> _Your assignment_
Look through the lines below; wherever the word "Sätze" appears, copy that line.

> _Given data_

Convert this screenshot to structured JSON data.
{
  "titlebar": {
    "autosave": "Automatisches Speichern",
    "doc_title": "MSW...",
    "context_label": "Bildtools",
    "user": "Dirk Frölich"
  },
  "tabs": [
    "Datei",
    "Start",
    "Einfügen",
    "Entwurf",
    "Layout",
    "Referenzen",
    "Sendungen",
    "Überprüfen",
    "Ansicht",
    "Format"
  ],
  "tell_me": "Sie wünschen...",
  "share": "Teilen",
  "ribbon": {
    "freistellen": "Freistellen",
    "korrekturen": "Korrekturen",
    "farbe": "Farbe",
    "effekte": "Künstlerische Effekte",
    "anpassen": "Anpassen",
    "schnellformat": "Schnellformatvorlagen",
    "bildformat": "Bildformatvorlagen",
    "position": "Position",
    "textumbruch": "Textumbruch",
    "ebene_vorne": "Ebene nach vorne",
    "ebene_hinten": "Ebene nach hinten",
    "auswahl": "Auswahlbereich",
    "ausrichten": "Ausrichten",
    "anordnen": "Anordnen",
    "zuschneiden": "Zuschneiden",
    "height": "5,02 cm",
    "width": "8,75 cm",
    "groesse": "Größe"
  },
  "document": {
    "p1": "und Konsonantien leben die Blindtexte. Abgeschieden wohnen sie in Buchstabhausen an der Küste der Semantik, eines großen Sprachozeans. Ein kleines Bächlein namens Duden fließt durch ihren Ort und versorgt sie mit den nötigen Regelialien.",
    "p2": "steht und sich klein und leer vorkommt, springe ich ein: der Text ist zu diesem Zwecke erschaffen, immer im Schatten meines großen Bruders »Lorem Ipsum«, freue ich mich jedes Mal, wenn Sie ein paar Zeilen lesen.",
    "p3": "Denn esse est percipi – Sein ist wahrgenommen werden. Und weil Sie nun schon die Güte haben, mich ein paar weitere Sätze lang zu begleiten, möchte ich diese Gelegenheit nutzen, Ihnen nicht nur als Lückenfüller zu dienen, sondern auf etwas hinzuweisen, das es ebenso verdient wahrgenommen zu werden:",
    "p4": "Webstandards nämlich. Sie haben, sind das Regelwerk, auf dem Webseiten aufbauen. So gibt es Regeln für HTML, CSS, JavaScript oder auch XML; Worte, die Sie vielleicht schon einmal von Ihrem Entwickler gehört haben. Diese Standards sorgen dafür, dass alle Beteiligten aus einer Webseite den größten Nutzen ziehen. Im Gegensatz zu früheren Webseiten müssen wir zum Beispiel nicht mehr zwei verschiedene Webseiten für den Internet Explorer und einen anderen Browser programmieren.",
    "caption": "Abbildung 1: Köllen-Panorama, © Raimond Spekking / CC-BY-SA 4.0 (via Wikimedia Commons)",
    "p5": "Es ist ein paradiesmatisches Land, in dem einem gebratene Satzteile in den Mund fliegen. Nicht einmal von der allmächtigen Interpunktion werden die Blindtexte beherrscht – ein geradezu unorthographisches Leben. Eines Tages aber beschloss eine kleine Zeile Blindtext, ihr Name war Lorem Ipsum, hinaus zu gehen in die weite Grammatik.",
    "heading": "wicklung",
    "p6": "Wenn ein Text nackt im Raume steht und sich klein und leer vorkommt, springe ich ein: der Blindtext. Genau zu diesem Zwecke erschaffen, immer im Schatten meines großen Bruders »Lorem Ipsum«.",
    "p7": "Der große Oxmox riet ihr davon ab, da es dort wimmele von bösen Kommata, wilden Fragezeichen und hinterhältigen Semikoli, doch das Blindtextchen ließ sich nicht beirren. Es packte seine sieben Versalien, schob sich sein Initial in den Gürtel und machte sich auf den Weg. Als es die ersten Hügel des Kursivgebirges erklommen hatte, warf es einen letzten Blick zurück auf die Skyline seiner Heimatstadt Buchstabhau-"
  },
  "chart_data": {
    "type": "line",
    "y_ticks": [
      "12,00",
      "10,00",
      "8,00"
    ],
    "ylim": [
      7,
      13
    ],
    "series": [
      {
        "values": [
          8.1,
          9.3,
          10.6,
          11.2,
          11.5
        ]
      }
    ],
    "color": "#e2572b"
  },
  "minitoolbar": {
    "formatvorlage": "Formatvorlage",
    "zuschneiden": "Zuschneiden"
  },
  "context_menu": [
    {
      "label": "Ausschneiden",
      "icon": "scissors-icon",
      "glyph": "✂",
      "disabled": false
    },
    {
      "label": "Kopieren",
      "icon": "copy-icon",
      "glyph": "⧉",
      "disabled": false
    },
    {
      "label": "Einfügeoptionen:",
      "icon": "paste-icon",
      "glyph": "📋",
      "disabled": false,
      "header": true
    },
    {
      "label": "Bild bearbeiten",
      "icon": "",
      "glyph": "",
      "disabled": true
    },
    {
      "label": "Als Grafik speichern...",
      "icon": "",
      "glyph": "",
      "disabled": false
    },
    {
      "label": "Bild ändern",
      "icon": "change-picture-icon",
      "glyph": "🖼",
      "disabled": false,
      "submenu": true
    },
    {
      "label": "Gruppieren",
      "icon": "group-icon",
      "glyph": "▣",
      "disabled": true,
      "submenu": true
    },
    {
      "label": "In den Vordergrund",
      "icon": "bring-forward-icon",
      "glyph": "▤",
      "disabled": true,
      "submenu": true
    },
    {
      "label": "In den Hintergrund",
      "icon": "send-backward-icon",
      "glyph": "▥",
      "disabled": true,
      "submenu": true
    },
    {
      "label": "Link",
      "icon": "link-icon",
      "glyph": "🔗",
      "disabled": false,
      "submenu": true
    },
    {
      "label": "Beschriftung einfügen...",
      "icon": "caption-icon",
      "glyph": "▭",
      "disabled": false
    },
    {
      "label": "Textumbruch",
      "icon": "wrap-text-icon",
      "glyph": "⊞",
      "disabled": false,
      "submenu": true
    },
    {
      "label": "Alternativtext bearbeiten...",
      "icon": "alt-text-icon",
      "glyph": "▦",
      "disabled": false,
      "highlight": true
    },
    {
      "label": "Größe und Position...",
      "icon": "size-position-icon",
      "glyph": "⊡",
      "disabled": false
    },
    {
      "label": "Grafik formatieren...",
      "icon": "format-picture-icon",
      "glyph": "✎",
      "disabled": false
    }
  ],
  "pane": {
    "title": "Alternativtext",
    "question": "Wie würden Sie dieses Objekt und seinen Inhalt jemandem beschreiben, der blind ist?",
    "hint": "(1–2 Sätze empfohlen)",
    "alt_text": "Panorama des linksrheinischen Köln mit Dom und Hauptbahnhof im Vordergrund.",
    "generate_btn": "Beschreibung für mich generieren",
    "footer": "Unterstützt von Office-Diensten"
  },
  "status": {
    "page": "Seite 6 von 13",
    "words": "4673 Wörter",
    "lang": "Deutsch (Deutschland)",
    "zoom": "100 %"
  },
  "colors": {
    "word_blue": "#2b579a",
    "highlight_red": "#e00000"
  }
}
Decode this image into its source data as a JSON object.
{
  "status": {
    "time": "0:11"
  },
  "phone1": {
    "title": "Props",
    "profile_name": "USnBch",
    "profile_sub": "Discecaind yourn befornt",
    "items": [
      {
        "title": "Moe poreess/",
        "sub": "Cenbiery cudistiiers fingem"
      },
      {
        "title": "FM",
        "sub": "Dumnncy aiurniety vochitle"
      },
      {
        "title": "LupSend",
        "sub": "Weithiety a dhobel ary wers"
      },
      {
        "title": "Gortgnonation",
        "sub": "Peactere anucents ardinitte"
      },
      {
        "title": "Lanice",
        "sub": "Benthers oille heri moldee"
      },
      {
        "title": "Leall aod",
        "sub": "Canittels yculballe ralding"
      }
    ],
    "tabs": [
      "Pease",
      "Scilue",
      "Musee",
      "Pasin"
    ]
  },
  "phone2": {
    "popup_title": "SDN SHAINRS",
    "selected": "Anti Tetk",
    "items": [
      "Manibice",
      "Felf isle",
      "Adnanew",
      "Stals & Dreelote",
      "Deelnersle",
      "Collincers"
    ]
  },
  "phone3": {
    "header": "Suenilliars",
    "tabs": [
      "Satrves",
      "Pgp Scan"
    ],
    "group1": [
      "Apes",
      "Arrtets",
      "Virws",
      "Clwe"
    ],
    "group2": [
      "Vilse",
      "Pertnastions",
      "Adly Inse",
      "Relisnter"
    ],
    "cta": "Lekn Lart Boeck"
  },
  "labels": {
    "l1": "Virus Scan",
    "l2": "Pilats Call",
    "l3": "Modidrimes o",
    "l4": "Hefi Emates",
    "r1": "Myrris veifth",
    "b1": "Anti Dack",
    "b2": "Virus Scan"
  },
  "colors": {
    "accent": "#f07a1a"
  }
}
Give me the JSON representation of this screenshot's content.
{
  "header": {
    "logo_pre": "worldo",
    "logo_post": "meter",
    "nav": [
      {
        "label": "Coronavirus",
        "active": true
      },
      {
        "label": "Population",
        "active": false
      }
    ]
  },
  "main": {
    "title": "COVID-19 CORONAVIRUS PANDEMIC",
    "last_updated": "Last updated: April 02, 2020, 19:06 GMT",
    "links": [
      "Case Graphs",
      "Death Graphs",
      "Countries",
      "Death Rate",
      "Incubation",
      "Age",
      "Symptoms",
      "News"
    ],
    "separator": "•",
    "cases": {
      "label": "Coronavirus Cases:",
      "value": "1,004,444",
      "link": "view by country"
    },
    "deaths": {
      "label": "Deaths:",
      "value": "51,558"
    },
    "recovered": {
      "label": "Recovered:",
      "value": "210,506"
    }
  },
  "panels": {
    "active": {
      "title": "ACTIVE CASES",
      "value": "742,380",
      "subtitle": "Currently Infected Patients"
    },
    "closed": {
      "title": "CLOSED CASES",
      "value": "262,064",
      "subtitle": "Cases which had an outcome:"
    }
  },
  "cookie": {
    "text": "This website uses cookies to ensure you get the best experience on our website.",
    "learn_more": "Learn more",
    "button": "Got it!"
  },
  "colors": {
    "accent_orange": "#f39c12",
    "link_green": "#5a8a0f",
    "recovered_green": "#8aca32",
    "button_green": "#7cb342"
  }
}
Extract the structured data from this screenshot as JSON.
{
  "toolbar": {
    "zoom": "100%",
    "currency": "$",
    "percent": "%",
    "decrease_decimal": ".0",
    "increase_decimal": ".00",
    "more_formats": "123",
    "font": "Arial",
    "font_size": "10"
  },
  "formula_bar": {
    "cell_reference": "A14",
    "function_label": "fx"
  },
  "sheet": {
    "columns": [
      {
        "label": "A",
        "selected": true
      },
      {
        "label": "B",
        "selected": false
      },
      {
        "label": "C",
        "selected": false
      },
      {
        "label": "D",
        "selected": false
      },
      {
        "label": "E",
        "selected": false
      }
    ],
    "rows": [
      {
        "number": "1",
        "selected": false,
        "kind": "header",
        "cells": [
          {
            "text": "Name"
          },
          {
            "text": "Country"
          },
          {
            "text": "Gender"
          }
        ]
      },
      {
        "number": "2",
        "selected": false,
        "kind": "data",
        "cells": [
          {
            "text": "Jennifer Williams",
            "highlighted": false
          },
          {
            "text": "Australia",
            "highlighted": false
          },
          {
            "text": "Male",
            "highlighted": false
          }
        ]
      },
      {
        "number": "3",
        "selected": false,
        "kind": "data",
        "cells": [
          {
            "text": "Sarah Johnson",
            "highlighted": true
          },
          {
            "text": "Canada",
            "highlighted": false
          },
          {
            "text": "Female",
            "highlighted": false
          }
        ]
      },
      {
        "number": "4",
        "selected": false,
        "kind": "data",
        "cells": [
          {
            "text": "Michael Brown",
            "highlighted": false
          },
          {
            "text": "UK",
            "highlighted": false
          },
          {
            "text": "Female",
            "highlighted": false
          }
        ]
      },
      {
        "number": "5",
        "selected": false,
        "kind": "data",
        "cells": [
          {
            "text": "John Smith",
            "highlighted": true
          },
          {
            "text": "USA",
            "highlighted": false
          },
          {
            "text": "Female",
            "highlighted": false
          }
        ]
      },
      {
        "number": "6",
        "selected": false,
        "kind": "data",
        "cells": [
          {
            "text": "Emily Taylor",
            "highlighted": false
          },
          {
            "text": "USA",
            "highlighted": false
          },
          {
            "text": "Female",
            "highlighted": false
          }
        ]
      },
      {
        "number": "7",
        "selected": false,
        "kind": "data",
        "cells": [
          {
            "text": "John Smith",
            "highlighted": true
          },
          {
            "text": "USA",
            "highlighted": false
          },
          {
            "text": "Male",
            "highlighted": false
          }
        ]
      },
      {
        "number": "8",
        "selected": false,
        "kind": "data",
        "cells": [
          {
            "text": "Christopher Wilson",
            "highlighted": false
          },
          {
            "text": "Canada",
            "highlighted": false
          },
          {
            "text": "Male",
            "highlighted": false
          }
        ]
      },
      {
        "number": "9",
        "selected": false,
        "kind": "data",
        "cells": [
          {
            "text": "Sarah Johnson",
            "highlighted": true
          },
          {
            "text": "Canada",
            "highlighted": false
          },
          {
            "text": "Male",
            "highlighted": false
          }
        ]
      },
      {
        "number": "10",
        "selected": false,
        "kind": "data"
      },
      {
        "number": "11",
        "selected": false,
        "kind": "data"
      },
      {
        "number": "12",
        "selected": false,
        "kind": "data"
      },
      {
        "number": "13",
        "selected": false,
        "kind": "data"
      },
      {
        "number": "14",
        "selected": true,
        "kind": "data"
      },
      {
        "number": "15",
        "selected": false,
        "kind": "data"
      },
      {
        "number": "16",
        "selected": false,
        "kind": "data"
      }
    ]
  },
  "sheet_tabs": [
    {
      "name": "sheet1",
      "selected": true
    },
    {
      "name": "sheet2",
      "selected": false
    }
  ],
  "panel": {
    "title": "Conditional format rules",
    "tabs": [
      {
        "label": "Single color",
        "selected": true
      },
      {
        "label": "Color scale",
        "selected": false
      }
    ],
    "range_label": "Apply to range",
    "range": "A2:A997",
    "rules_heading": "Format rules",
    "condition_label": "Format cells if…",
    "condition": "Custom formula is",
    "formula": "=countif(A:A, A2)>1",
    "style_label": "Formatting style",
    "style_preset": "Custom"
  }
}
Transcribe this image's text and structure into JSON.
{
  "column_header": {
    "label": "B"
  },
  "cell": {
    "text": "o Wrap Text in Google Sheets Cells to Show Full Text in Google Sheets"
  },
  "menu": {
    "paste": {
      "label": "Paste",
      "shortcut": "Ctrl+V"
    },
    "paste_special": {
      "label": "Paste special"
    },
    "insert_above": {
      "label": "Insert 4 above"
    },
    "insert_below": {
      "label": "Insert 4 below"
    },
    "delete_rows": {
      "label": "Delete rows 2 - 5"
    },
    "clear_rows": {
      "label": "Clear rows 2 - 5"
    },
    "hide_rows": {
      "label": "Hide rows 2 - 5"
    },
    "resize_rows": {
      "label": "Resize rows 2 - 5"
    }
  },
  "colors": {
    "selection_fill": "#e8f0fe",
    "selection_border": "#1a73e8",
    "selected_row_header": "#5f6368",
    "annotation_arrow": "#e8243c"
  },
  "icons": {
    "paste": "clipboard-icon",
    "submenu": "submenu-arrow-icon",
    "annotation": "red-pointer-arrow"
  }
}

> _Your solution_
    "p3": "Denn esse est percipi – Sein ist wahrgenommen werden. Und weil Sie nun schon die Güte haben, mich ein paar weitere Sätze lang zu begleiten, möchte ich diese Gelegenheit nutzen, Ihnen nicht nur als Lückenfüller zu dienen, sondern auf etwas hinzuweisen, das es ebenso verdient wahrgenommen zu werden:",
    "hint": "(1–2 Sätze empfohlen)",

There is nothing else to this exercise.